INSTRUCTIONS TO FOLLOW
Can all of these lines be returned exactly?

[Extracted records]
··········
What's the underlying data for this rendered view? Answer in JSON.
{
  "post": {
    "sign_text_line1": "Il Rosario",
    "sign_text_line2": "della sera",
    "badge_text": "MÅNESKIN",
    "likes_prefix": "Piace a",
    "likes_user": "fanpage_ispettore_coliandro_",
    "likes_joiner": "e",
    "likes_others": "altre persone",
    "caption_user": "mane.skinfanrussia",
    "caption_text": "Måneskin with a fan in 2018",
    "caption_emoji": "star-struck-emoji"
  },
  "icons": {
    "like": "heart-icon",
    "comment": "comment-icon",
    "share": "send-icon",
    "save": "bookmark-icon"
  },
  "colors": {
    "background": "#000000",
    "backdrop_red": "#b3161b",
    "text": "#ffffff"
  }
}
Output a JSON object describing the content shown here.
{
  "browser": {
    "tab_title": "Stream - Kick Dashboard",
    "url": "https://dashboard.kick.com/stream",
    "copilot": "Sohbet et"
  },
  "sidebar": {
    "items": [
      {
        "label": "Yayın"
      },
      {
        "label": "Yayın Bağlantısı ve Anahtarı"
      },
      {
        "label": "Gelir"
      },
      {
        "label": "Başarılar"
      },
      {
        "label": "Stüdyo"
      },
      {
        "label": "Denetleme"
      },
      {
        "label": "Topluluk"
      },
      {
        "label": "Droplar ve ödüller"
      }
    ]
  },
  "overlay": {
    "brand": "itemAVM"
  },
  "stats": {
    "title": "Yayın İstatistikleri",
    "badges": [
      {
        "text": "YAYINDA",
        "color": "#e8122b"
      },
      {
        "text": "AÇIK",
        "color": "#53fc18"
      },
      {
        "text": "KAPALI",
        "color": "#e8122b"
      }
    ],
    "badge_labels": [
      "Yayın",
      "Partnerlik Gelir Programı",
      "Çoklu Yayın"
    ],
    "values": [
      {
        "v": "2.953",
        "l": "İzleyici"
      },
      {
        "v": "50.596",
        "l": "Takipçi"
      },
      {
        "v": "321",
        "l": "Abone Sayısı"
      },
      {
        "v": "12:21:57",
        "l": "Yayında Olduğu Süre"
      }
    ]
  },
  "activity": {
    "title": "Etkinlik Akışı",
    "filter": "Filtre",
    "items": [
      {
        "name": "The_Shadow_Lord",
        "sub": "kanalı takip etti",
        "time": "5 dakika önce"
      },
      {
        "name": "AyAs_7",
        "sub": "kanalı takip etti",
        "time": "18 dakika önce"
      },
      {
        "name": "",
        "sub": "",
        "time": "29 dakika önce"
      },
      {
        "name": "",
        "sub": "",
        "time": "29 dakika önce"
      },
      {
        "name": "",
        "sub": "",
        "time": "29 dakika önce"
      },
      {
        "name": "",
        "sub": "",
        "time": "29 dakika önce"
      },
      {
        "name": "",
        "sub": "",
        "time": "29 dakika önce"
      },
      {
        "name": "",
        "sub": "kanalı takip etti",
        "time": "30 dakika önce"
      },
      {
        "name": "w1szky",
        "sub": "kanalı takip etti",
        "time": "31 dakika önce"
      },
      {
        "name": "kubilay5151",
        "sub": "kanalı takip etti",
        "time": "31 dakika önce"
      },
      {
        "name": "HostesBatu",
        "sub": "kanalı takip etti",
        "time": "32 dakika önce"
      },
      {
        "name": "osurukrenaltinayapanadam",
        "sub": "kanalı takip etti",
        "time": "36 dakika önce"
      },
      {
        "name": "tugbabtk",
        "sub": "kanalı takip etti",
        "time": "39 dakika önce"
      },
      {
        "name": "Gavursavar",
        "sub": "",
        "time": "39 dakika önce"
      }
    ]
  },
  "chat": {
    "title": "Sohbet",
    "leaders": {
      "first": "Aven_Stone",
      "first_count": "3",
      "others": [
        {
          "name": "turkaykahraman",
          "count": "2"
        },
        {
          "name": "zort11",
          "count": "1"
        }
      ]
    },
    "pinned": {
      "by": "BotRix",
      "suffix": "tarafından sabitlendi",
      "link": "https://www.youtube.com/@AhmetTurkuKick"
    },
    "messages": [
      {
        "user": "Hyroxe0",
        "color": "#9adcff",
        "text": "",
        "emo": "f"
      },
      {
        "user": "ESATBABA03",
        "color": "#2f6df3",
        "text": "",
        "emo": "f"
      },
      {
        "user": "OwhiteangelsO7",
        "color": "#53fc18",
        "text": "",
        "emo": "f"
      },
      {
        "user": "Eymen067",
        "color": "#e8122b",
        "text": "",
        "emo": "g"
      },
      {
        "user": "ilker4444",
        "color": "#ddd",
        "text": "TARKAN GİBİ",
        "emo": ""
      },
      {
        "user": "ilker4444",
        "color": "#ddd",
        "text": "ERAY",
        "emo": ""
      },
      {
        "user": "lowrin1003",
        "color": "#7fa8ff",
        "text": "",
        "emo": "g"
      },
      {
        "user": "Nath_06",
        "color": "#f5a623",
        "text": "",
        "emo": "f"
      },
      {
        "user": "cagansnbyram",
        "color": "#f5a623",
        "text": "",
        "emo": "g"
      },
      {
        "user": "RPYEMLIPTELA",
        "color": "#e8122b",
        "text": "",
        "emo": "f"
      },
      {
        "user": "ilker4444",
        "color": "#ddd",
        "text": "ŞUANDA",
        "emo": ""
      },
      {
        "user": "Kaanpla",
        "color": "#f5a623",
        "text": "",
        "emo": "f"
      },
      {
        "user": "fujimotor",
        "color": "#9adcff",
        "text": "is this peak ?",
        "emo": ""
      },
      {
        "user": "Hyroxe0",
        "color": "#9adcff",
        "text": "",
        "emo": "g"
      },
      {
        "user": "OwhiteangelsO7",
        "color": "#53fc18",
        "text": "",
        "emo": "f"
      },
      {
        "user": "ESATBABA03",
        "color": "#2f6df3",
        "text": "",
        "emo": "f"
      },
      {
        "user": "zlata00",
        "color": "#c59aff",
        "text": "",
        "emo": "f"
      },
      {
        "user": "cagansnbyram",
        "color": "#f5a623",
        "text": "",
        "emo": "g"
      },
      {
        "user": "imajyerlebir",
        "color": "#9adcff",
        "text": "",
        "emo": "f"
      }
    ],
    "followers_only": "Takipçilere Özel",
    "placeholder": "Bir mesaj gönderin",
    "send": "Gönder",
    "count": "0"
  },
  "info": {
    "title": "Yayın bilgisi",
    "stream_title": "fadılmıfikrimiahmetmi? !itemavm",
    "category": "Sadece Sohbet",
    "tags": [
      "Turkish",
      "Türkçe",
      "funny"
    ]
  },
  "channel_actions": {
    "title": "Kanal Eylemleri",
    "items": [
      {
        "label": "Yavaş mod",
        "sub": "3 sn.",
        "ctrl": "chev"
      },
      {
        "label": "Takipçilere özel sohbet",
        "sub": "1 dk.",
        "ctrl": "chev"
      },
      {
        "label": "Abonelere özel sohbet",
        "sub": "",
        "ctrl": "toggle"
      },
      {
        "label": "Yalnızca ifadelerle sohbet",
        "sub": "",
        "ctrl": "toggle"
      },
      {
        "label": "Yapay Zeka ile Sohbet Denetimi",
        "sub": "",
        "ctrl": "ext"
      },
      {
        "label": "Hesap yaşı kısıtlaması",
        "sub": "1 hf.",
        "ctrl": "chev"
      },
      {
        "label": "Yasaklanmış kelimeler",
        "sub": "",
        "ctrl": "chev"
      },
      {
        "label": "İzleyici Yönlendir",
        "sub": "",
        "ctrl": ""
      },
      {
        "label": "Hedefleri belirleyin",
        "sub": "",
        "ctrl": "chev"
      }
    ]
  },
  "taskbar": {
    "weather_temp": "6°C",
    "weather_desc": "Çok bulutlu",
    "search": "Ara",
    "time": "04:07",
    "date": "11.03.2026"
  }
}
··········
RESPONSE BELOW
What's the underlying data for this rendered view? Answer in JSON.
{
  "post": {
    "sign_text_line1": "Il Rosario",
    "sign_text_line2": "della sera",
    "badge_text": "MÅNESKIN",
    "likes_prefix": "Piace a",
    "likes_user": "fanpage_ispettore_coliandro_",
    "likes_joiner": "e",
    "likes_others": "altre persone",
    "caption_user": "mane.skinfanrussia",
    "caption_text": "Måneskin with a fan in 2018",
    "caption_emoji": "star-struck-emoji"
  },
  "icons": {
    "like": "heart-icon",
    "comment": "comment-icon",
    "share": "send-icon",
    "save": "bookmark-icon"
  },
  "colors": {
    "background": "#000000",
    "backdrop_red": "#b3161b",
    "text": "#ffffff"
  }
}
Output a JSON object describing the content shown here.
{
  "browser": {
    "tab_title": "Stream - Kick Dashboard",
    "url": "https://dashboard.kick.com/stream",
    "copilot": "Sohbet et"
  },
  "sidebar": {
    "items": [
      {
        "label": "Yayın"
      },
      {
        "label": "Yayın Bağlantısı ve Anahtarı"
      },
      {
        "label": "Gelir"
      },
      {
        "label": "Başarılar"
      },
      {
        "label": "Stüdyo"
      },
      {
        "label": "Denetleme"
      },
      {
        "label": "Topluluk"
      },
      {
        "label": "Droplar ve ödüller"
      }
    ]
  },
  "overlay": {
    "brand": "itemAVM"
  },
  "stats": {
    "title": "Yayın İstatistikleri",
    "badges": [
      {
        "text": "YAYINDA",
        "color": "#e8122b"
      },
      {
        "text": "AÇIK",
        "color": "#53fc18"
      },
      {
        "text": "KAPALI",
        "color": "#e8122b"
      }
    ],
    "badge_labels": [
      "Yayın",
      "Partnerlik Gelir Programı",
      "Çoklu Yayın"
    ],
    "values": [
      {
        "v": "2.953",
        "l": "İzleyici"
      },
      {
        "v": "50.596",
        "l": "Takipçi"
      },
      {
        "v": "321",
        "l": "Abone Sayısı"
      },
      {
        "v": "12:21:57",
        "l": "Yayında Olduğu Süre"
      }
    ]
  },
  "activity": {
    "title": "Etkinlik Akışı",
    "filter": "Filtre",
    "items": [
      {
        "name": "The_Shadow_Lord",
        "sub": "kanalı takip etti",
        "time": "5 dakika önce"
      },
      {
        "name": "AyAs_7",
        "sub": "kanalı takip etti",
        "time": "18 dakika önce"
      },
      {
        "name": "",
        "sub": "",
        "time": "29 dakika önce"
      },
      {
        "name": "",
        "sub": "",
        "time": "29 dakika önce"
      },
      {
        "name": "",
        "sub": "",
        "time": "29 dakika önce"
      },
      {
        "name": "",
        "sub": "",
        "time": "29 dakika önce"
      },
      {
        "name": "",
        "sub": "",
        "time": "29 dakika önce"
      },
      {
        "name": "",
        "sub": "kanalı takip etti",
        "time": "30 dakika önce"
      },
      {
        "name": "w1szky",
        "sub": "kanalı takip etti",
        "time": "31 dakika önce"
      },
      {
        "name": "kubilay5151",
        "sub": "kanalı takip etti",
        "time": "31 dakika önce"
      },
      {
        "name": "HostesBatu",
        "sub": "kanalı takip etti",
        "time": "32 dakika önce"
      },
      {
        "name": "osurukrenaltinayapanadam",
        "sub": "kanalı takip etti",
        "time": "36 dakika önce"
      },
      {
        "name": "tugbabtk",
        "sub": "kanalı takip etti",
        "time": "39 dakika önce"
      },
      {
        "name": "Gavursavar",
        "sub": "",
        "time": "39 dakika önce"
      }
    ]
  },
  "chat": {
    "title": "Sohbet",
    "leaders": {
      "first": "Aven_Stone",
      "first_count": "3",
      "others": [
        {
          "name": "turkaykahraman",
          "count": "2"
        },
        {
          "name": "zort11",
          "count": "1"
        }
      ]
    },
    "pinned": {
      "by": "BotRix",
      "suffix": "tarafından sabitlendi",
      "link": "https://www.youtube.com/@AhmetTurkuKick"
    },
    "messages": [
      {
        "user": "Hyroxe0",
        "color": "#9adcff",
        "text": "",
        "emo": "f"
      },
      {
        "user": "ESATBABA03",
        "color": "#2f6df3",
        "text": "",
        "emo": "f"
      },
      {
        "user": "OwhiteangelsO7",
        "color": "#53fc18",
        "text": "",
        "emo": "f"
      },
      {
        "user": "Eymen067",
        "color": "#e8122b",
        "text": "",
        "emo": "g"
      },
      {
        "user": "ilker4444",
        "color": "#ddd",
        "text": "TARKAN GİBİ",
        "emo": ""
      },
      {
        "user": "ilker4444",
        "color": "#ddd",
        "text": "ERAY",
        "emo": ""
      },
      {
        "user": "lowrin1003",
        "color": "#7fa8ff",
        "text": "",
        "emo": "g"
      },
      {
        "user": "Nath_06",
        "color": "#f5a623",
        "text": "",
        "emo": "f"
      },
      {
        "user": "cagansnbyram",
        "color": "#f5a623",
        "text": "",
        "emo": "g"
      },
      {
        "user": "RPYEMLIPTELA",
        "color": "#e8122b",
        "text": "",
        "emo": "f"
      },
      {
        "user": "ilker4444",
        "color": "#ddd",
        "text": "ŞUANDA",
        "emo": ""
      },
      {
        "user": "Kaanpla",
        "color": "#f5a623",
        "text": "",
        "emo": "f"
      },
      {
        "user": "fujimotor",
        "color": "#9adcff",
        "text": "is this peak ?",
        "emo": ""
      },
      {
        "user": "Hyroxe0",
        "color": "#9adcff",
        "text": "",
        "emo": "g"
      },
      {
        "user": "OwhiteangelsO7",
        "color": "#53fc18",
        "text": "",
        "emo": "f"
      },
      {
        "user": "ESATBABA03",
        "color": "#2f6df3",
        "text": "",
        "emo": "f"
      },
      {
        "user": "zlata00",
        "color": "#c59aff",
        "text": "",
        "emo": "f"
      },
      {
        "user": "cagansnbyram",
        "color": "#f5a623",
        "text": "",
        "emo": "g"
      },
      {
        "user": "imajyerlebir",
        "color": "#9adcff",
        "text": "",
        "emo": "f"
      }
    ],
    "followers_only": "Takipçilere Özel",
    "placeholder": "Bir mesaj gönderin",
    "send": "Gönder",
    "count": "0"
  },
  "info": {
    "title": "Yayın bilgisi",
    "stream_title": "fadılmıfikrimiahmetmi? !itemavm",
    "category": "Sadece Sohbet",
    "tags": [
      "Turkish",
      "Türkçe",
      "funny"
    ]
  },
  "channel_actions": {
    "title": "Kanal Eylemleri",
    "items": [
      {
        "label": "Yavaş mod",
        "sub": "3 sn.",
        "ctrl": "chev"
      },
      {
        "label": "Takipçilere özel sohbet",
        "sub": "1 dk.",
        "ctrl": "chev"
      },
      {
        "label": "Abonelere özel sohbet",
        "sub": "",
        "ctrl": "toggle"
      },
      {
        "label": "Yalnızca ifadelerle sohbet",
        "sub": "",
        "ctrl": "toggle"
      },
      {
        "label": "Yapay Zeka ile Sohbet Denetimi",
        "sub": "",
        "ctrl": "ext"
      },
      {
        "label": "Hesap yaşı kısıtlaması",
        "sub": "1 hf.",
        "ctrl": "chev"
      },
      {
        "label": "Yasaklanmış kelimeler",
        "sub": "",
        "ctrl": "chev"
      },
      {
        "label": "İzleyici Yönlendir",
        "sub": "",
        "ctrl": ""
      },
      {
        "label": "Hedefleri belirleyin",
        "sub": "",
        "ctrl": "chev"
      }
    ]
  },
  "taskbar": {
    "weather_temp": "6°C",
    "weather_desc": "Çok bulutlu",
    "search": "Ara",
    "time": "04:07",
    "date": "11.03.2026"
  }
}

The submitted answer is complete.